## Your goal
Which lines hold the word "icon"? Copy each of them.
..............................
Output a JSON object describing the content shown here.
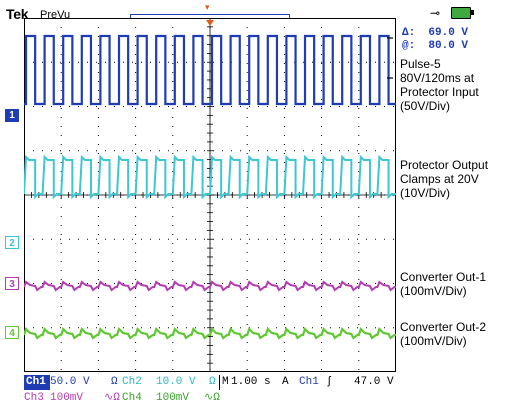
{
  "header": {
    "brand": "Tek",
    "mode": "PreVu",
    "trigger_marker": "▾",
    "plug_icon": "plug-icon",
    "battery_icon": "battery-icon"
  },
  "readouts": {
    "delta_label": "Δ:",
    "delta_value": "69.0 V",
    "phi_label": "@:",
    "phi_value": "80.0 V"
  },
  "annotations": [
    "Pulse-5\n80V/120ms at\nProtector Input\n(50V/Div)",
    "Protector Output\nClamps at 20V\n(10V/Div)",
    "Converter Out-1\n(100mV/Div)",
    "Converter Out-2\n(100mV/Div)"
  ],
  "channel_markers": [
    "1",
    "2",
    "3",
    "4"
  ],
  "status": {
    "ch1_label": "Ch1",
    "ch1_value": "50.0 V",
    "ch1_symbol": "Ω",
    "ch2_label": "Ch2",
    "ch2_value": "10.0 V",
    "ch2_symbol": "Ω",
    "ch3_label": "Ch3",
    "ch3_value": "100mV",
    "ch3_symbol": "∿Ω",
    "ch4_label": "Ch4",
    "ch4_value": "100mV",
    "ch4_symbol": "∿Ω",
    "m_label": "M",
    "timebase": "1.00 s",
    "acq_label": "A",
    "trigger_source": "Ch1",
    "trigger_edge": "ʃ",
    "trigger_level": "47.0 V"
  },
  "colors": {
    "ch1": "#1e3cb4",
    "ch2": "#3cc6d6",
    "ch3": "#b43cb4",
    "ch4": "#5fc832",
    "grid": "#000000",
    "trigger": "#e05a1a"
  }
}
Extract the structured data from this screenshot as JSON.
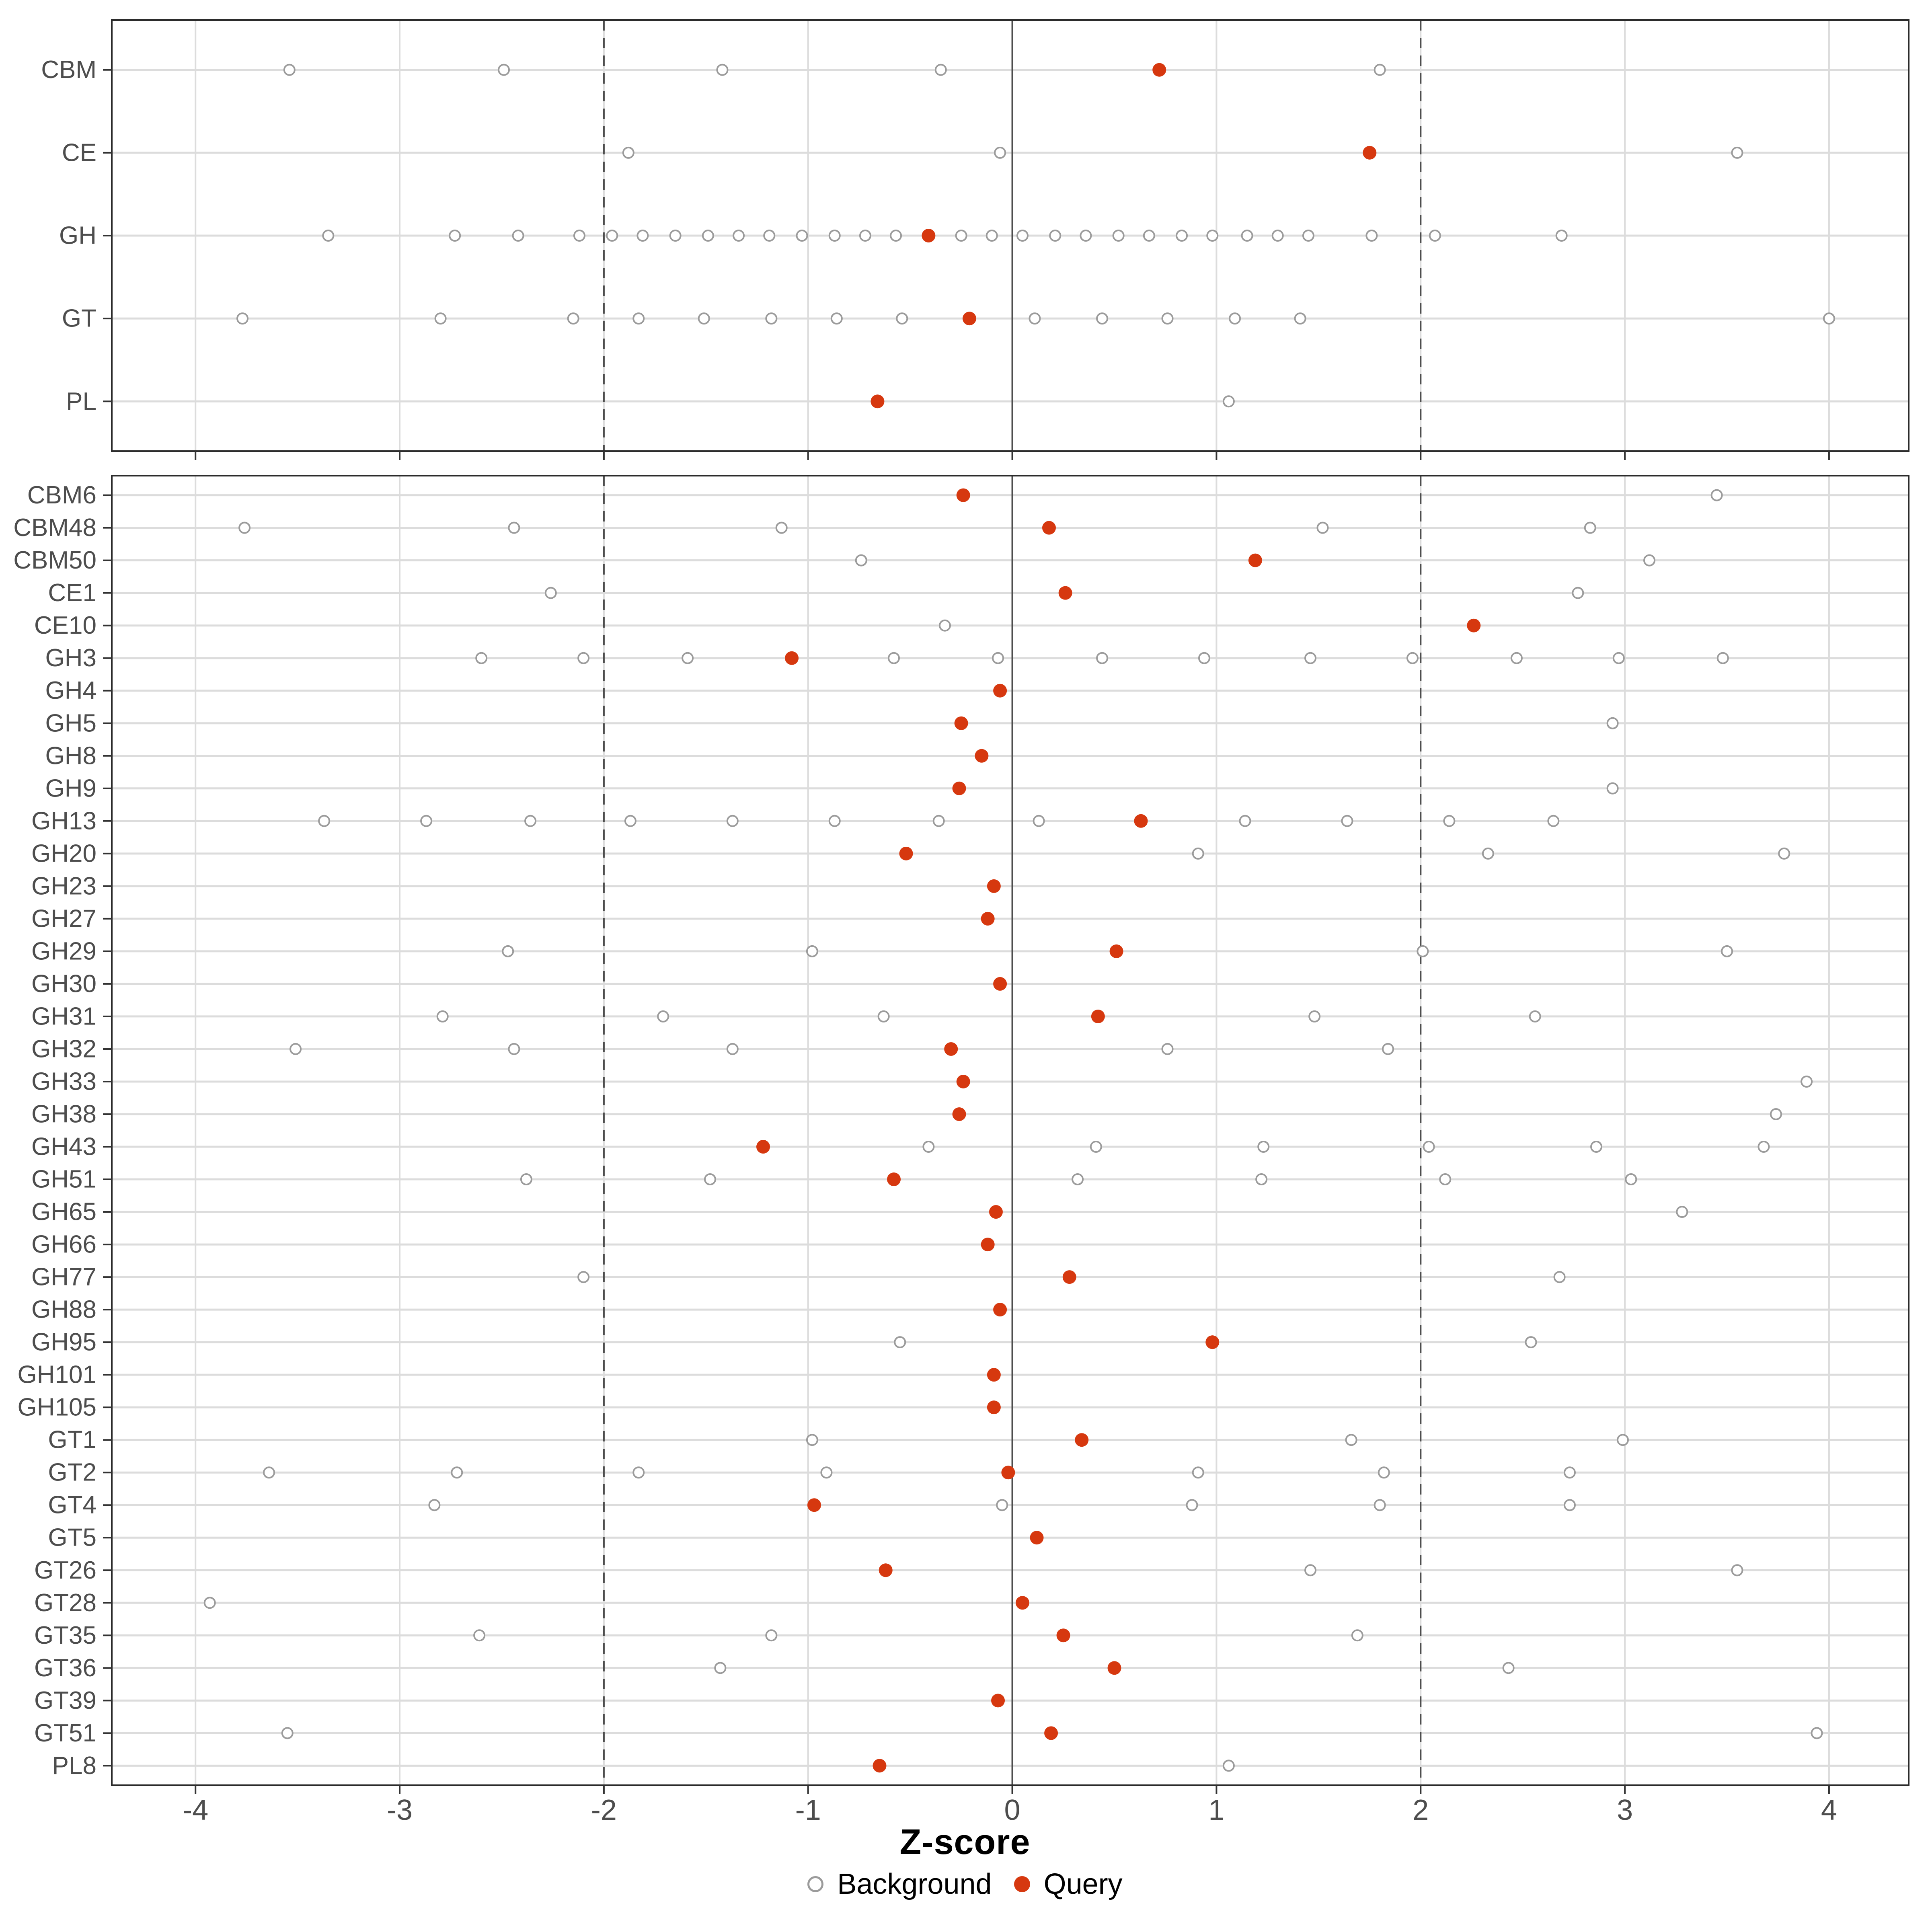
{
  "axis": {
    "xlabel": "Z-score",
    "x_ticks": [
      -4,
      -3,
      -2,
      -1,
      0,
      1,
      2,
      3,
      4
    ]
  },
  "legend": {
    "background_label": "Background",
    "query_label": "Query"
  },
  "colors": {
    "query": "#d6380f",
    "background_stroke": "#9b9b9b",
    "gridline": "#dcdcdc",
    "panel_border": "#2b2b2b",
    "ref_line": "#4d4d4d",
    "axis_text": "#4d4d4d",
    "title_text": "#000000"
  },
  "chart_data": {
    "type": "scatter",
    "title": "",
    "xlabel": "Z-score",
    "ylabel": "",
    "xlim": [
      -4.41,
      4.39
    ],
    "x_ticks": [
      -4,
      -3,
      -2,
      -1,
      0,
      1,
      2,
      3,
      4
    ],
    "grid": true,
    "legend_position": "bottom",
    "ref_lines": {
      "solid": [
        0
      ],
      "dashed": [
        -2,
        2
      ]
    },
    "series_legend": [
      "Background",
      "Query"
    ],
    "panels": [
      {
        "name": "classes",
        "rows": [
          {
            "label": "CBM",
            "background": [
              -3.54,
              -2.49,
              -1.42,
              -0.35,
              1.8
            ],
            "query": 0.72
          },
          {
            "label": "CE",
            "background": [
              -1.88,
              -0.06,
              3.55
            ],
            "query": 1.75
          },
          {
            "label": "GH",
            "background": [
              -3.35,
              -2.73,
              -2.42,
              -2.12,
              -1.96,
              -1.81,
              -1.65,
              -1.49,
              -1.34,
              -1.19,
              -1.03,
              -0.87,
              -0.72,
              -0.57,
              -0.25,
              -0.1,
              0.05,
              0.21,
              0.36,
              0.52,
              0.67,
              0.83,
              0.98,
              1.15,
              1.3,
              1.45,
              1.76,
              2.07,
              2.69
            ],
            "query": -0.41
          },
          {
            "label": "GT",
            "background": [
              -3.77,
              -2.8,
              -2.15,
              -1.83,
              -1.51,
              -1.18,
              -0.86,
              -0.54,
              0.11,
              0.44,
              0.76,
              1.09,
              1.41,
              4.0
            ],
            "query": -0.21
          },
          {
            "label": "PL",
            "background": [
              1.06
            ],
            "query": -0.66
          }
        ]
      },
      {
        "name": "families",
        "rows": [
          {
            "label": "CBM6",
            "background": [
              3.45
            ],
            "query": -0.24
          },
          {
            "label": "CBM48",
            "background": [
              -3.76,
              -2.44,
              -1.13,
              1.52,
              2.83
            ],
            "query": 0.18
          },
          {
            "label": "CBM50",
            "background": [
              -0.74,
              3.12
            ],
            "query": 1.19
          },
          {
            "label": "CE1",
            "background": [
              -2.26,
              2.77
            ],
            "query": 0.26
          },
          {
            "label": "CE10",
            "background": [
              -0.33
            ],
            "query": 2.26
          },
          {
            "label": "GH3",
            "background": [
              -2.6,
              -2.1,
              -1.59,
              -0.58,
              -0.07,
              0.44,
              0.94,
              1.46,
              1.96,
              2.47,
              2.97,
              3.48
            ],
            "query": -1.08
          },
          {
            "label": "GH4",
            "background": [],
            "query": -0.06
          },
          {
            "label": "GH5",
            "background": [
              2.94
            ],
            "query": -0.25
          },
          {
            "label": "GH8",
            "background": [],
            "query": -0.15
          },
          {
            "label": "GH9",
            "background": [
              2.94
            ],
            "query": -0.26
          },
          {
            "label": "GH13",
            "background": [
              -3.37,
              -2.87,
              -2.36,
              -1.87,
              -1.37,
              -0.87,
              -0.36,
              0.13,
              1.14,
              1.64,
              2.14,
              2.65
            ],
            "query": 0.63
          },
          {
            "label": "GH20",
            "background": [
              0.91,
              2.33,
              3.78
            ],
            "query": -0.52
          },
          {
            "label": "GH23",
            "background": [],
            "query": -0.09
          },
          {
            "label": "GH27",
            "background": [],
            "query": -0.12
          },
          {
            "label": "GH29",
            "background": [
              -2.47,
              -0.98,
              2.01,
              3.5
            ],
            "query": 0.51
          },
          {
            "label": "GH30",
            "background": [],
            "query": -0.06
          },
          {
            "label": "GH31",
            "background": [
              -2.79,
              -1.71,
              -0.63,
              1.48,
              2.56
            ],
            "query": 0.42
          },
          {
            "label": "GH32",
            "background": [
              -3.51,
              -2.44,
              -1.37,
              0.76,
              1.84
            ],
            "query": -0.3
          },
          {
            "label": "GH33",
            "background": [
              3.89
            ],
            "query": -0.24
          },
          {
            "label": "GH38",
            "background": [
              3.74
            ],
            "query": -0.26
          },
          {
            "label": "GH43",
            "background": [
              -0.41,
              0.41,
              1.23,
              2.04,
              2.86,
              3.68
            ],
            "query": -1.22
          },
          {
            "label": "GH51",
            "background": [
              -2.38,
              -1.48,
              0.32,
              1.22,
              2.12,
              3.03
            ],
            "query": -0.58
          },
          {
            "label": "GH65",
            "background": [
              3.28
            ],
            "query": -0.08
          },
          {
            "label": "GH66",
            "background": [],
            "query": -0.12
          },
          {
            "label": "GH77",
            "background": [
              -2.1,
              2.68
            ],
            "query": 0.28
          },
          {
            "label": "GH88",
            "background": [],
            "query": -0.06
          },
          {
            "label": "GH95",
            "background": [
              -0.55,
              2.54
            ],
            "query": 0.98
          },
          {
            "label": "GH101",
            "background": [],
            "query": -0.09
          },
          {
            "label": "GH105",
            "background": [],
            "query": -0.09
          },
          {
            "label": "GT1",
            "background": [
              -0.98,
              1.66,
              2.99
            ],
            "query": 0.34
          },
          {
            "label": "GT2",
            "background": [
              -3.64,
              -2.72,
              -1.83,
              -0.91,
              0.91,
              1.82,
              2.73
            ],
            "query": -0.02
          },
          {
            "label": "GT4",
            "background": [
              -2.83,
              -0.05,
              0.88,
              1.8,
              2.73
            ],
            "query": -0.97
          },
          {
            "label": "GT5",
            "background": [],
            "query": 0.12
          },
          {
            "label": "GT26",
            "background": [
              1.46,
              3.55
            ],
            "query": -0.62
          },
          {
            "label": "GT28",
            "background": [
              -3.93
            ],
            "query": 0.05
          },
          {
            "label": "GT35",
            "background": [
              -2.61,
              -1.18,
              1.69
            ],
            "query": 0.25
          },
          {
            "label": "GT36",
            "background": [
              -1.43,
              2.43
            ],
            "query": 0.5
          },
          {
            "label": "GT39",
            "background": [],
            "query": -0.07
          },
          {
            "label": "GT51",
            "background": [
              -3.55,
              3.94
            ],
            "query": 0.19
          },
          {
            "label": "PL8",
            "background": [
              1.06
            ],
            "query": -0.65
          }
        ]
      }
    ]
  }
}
..............................
## Expected output
    "plug_icon": "plug-icon",
    "battery_icon": "battery-icon"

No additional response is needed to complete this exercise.